== Work to do ==
Keep every line where the word "JSON" appears; drop the rest.

== Dataset excerpts ==
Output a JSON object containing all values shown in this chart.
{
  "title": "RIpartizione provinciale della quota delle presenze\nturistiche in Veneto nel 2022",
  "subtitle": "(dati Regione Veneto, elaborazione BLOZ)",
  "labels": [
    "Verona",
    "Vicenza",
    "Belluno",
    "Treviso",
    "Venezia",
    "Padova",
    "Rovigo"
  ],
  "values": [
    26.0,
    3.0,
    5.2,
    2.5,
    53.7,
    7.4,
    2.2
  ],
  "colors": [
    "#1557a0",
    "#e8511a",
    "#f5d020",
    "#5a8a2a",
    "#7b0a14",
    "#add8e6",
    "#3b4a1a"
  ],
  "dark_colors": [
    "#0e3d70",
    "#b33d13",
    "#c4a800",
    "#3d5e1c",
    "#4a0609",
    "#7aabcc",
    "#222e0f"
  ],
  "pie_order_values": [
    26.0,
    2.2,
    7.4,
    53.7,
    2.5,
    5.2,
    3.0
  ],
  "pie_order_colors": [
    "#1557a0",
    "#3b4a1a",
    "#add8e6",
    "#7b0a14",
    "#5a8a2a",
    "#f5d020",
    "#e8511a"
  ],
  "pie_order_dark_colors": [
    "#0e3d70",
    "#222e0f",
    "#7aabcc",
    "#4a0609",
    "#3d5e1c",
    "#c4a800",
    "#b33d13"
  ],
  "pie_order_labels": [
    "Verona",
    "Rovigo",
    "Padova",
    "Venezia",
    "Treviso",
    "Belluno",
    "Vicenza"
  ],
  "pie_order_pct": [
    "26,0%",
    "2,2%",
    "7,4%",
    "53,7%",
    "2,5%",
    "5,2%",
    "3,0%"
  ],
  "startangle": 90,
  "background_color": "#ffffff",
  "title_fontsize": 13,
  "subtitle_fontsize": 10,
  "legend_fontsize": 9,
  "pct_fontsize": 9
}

...

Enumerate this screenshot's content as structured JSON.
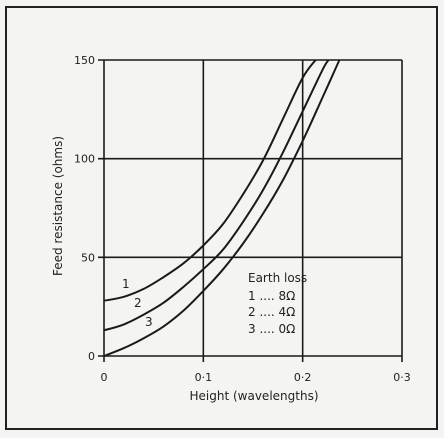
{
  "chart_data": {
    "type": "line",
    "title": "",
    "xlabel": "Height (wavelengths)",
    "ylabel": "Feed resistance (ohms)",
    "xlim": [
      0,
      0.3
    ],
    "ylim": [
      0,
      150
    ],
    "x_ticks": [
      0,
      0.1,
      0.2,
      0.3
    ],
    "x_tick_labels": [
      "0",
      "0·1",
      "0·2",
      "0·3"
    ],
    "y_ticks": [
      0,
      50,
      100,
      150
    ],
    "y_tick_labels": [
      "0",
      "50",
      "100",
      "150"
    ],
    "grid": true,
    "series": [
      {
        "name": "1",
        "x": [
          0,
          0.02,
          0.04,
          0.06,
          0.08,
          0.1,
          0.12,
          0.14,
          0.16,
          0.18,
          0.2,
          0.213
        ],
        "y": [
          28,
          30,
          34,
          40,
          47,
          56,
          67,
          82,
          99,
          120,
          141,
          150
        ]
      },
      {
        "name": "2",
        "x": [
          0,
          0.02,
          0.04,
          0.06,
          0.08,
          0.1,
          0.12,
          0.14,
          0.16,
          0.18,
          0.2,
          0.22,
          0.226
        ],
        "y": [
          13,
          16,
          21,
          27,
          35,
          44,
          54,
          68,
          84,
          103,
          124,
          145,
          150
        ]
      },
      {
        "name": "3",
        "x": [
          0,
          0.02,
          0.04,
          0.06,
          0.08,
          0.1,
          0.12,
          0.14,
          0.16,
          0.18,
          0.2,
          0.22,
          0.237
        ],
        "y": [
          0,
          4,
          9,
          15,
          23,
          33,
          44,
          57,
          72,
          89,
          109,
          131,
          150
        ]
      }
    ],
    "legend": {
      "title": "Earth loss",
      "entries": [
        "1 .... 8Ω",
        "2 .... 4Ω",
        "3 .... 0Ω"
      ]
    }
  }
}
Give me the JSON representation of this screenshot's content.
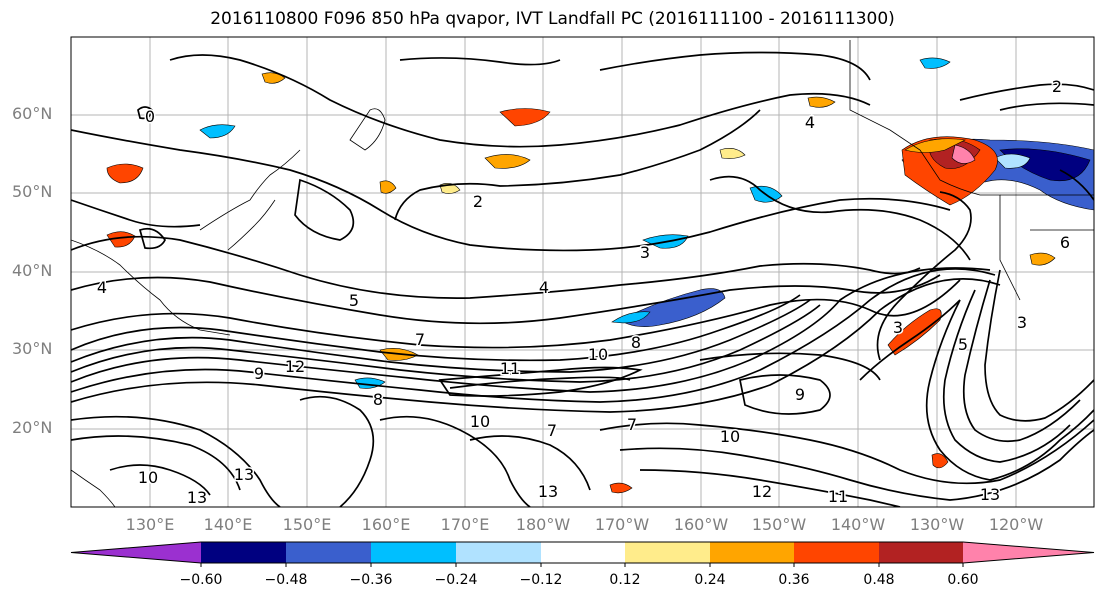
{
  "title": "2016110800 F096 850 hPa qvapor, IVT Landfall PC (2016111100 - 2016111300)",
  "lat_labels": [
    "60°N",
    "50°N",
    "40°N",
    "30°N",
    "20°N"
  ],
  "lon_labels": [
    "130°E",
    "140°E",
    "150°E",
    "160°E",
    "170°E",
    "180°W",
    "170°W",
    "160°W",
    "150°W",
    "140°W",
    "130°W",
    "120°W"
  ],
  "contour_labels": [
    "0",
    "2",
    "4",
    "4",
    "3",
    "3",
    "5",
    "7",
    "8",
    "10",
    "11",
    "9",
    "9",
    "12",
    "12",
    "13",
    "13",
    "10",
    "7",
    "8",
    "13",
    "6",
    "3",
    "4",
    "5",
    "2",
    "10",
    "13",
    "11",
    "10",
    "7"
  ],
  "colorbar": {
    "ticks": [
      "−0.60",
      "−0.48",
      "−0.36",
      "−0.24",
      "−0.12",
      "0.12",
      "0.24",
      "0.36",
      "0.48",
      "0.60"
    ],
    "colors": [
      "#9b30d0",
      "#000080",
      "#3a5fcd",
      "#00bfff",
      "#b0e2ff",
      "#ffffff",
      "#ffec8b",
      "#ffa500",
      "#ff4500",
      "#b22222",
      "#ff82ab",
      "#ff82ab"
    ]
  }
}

== Reply ==
Output a JSON object containing all values shown in this chart.
Enumerate this screenshot's content as structured JSON.
Give me the JSON representation of this screenshot's content.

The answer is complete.